PROBLEM STATEMENT:
Exactly reproduce each record listed below.

WORKING DATA:
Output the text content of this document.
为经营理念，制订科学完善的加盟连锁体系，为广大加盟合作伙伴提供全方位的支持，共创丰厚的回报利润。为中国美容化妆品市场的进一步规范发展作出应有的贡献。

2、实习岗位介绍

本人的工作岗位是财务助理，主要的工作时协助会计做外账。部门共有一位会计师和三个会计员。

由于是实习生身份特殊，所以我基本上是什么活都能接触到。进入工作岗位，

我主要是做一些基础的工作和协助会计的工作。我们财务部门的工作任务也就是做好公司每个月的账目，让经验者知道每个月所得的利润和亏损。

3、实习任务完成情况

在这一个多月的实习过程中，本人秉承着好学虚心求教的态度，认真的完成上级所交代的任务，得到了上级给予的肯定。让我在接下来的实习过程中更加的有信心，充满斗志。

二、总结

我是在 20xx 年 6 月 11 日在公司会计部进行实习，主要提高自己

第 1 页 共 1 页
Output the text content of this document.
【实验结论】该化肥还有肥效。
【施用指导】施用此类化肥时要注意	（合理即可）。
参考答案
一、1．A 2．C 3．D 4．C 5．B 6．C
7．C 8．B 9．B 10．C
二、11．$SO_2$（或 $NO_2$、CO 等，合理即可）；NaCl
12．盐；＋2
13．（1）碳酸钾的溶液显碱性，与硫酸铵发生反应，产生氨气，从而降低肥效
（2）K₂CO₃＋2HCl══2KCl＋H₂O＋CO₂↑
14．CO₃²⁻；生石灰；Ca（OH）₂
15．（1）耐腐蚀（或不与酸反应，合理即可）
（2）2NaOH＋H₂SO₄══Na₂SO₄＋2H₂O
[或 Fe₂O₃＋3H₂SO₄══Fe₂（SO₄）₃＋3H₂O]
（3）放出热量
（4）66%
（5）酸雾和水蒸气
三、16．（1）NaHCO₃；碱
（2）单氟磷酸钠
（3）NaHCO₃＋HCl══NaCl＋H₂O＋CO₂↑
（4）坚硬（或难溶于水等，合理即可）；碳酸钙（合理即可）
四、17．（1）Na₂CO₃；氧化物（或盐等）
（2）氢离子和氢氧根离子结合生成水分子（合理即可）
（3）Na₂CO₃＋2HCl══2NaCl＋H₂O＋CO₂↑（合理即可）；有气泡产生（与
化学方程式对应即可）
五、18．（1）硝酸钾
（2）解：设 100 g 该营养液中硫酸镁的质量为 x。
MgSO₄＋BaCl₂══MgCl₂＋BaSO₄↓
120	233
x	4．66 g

COMPLETE ANSWER:
Output the text content of this document.
为经营理念，制订科学完善的加盟连锁体系，为广大加盟合作伙伴提供全方位的支持，共创丰厚的回报利润。为中国美容化妆品市场的进一步规范发展作出应有的贡献。

2、实习岗位介绍

本人的工作岗位是财务助理，主要的工作时协助会计做外账。部门共有一位会计师和三个会计员。

由于是实习生身份特殊，所以我基本上是什么活都能接触到。进入工作岗位，

我主要是做一些基础的工作和协助会计的工作。我们财务部门的工作任务也就是做好公司每个月的账目，让经验者知道每个月所得的利润和亏损。

3、实习任务完成情况

在这一个多月的实习过程中，本人秉承着好学虚心求教的态度，认真的完成上级所交代的任务，得到了上级给予的肯定。让我在接下来的实习过程中更加的有信心，充满斗志。

二、总结

我是在 20xx 年 6 月 11 日在公司会计部进行实习，主要提高自己

第 1 页 共 1 页
Output the text content of this document.
【实验结论】该化肥还有肥效。
【施用指导】施用此类化肥时要注意	（合理即可）。
参考答案
一、1．A 2．C 3．D 4．C 5．B 6．C
7．C 8．B 9．B 10．C
二、11．$SO_2$（或 $NO_2$、CO 等，合理即可）；NaCl
12．盐；＋2
13．（1）碳酸钾的溶液显碱性，与硫酸铵发生反应，产生氨气，从而降低肥效
（2）K₂CO₃＋2HCl══2KCl＋H₂O＋CO₂↑
14．CO₃²⁻；生石灰；Ca（OH）₂
15．（1）耐腐蚀（或不与酸反应，合理即可）
（2）2NaOH＋H₂SO₄══Na₂SO₄＋2H₂O
[或 Fe₂O₃＋3H₂SO₄══Fe₂（SO₄）₃＋3H₂O]
（3）放出热量
（4）66%
（5）酸雾和水蒸气
三、16．（1）NaHCO₃；碱
（2）单氟磷酸钠
（3）NaHCO₃＋HCl══NaCl＋H₂O＋CO₂↑
（4）坚硬（或难溶于水等，合理即可）；碳酸钙（合理即可）
四、17．（1）Na₂CO₃；氧化物（或盐等）
（2）氢离子和氢氧根离子结合生成水分子（合理即可）
（3）Na₂CO₃＋2HCl══2NaCl＋H₂O＋CO₂↑（合理即可）；有气泡产生（与
化学方程式对应即可）
五、18．（1）硝酸钾
（2）解：设 100 g 该营养液中硫酸镁的质量为 x。
MgSO₄＋BaCl₂══MgCl₂＋BaSO₄↓
120	233
x	4．66 g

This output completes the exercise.